[Data records]
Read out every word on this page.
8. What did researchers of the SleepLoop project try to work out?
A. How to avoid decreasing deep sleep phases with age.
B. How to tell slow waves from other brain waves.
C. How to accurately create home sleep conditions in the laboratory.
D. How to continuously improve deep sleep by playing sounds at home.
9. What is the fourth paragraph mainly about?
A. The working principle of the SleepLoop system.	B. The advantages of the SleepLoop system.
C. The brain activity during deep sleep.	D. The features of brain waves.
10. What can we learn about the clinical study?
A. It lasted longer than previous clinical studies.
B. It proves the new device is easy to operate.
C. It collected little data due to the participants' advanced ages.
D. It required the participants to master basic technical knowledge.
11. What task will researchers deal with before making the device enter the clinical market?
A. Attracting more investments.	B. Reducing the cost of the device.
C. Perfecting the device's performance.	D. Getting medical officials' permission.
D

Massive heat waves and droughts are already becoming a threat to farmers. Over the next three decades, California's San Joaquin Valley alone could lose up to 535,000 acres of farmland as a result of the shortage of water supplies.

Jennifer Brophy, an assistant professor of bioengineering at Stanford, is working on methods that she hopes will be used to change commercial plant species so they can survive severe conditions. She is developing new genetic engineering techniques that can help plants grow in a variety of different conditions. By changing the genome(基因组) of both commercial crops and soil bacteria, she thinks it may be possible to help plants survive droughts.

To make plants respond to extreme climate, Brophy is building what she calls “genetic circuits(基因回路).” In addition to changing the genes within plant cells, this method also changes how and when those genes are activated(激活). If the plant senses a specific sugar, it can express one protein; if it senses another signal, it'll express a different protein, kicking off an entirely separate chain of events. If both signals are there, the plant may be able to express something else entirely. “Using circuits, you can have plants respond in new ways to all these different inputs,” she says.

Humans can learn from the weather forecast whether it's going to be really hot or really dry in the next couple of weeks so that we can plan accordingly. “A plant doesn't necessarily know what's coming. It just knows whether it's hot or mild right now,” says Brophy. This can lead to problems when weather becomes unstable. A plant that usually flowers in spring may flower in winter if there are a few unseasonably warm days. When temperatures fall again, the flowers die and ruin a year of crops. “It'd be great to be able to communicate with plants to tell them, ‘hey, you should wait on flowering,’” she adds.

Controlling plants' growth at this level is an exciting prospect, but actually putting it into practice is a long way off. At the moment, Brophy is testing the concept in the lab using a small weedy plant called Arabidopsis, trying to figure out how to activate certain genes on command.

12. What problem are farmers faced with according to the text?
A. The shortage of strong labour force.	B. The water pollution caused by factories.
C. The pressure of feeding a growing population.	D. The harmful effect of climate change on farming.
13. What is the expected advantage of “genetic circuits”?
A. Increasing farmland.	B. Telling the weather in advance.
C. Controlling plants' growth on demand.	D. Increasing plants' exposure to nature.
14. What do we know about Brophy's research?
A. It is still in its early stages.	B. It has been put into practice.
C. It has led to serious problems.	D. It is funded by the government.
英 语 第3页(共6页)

## [REQUIREMENT]
Every entry above needs to be copied exactly.

## [WRITTEN RESPONSE]
Read out every word on this page.
8. What did researchers of the SleepLoop project try to work out?
A. How to avoid decreasing deep sleep phases with age.
B. How to tell slow waves from other brain waves.
C. How to accurately create home sleep conditions in the laboratory.
D. How to continuously improve deep sleep by playing sounds at home.
9. What is the fourth paragraph mainly about?
A. The working principle of the SleepLoop system.	B. The advantages of the SleepLoop system.
C. The brain activity during deep sleep.	D. The features of brain waves.
10. What can we learn about the clinical study?
A. It lasted longer than previous clinical studies.
B. It proves the new device is easy to operate.
C. It collected little data due to the participants' advanced ages.
D. It required the participants to master basic technical knowledge.
11. What task will researchers deal with before making the device enter the clinical market?
A. Attracting more investments.	B. Reducing the cost of the device.
C. Perfecting the device's performance.	D. Getting medical officials' permission.
D

Massive heat waves and droughts are already becoming a threat to farmers. Over the next three decades, California's San Joaquin Valley alone could lose up to 535,000 acres of farmland as a result of the shortage of water supplies.

Jennifer Brophy, an assistant professor of bioengineering at Stanford, is working on methods that she hopes will be used to change commercial plant species so they can survive severe conditions. She is developing new genetic engineering techniques that can help plants grow in a variety of different conditions. By changing the genome(基因组) of both commercial crops and soil bacteria, she thinks it may be possible to help plants survive droughts.

To make plants respond to extreme climate, Brophy is building what she calls “genetic circuits(基因回路).” In addition to changing the genes within plant cells, this method also changes how and when those genes are activated(激活). If the plant senses a specific sugar, it can express one protein; if it senses another signal, it'll express a different protein, kicking off an entirely separate chain of events. If both signals are there, the plant may be able to express something else entirely. “Using circuits, you can have plants respond in new ways to all these different inputs,” she says.

Humans can learn from the weather forecast whether it's going to be really hot or really dry in the next couple of weeks so that we can plan accordingly. “A plant doesn't necessarily know what's coming. It just knows whether it's hot or mild right now,” says Brophy. This can lead to problems when weather becomes unstable. A plant that usually flowers in spring may flower in winter if there are a few unseasonably warm days. When temperatures fall again, the flowers die and ruin a year of crops. “It'd be great to be able to communicate with plants to tell them, ‘hey, you should wait on flowering,’” she adds.

Controlling plants' growth at this level is an exciting prospect, but actually putting it into practice is a long way off. At the moment, Brophy is testing the concept in the lab using a small weedy plant called Arabidopsis, trying to figure out how to activate certain genes on command.

12. What problem are farmers faced with according to the text?
A. The shortage of strong labour force.	B. The water pollution caused by factories.
C. The pressure of feeding a growing population.	D. The harmful effect of climate change on farming.
13. What is the expected advantage of “genetic circuits”?
A. Increasing farmland.	B. Telling the weather in advance.
C. Controlling plants' growth on demand.	D. Increasing plants' exposure to nature.
14. What do we know about Brophy's research?
A. It is still in its early stages.	B. It has been put into practice.
C. It has led to serious problems.	D. It is funded by the government.
英 语 第3页(共6页)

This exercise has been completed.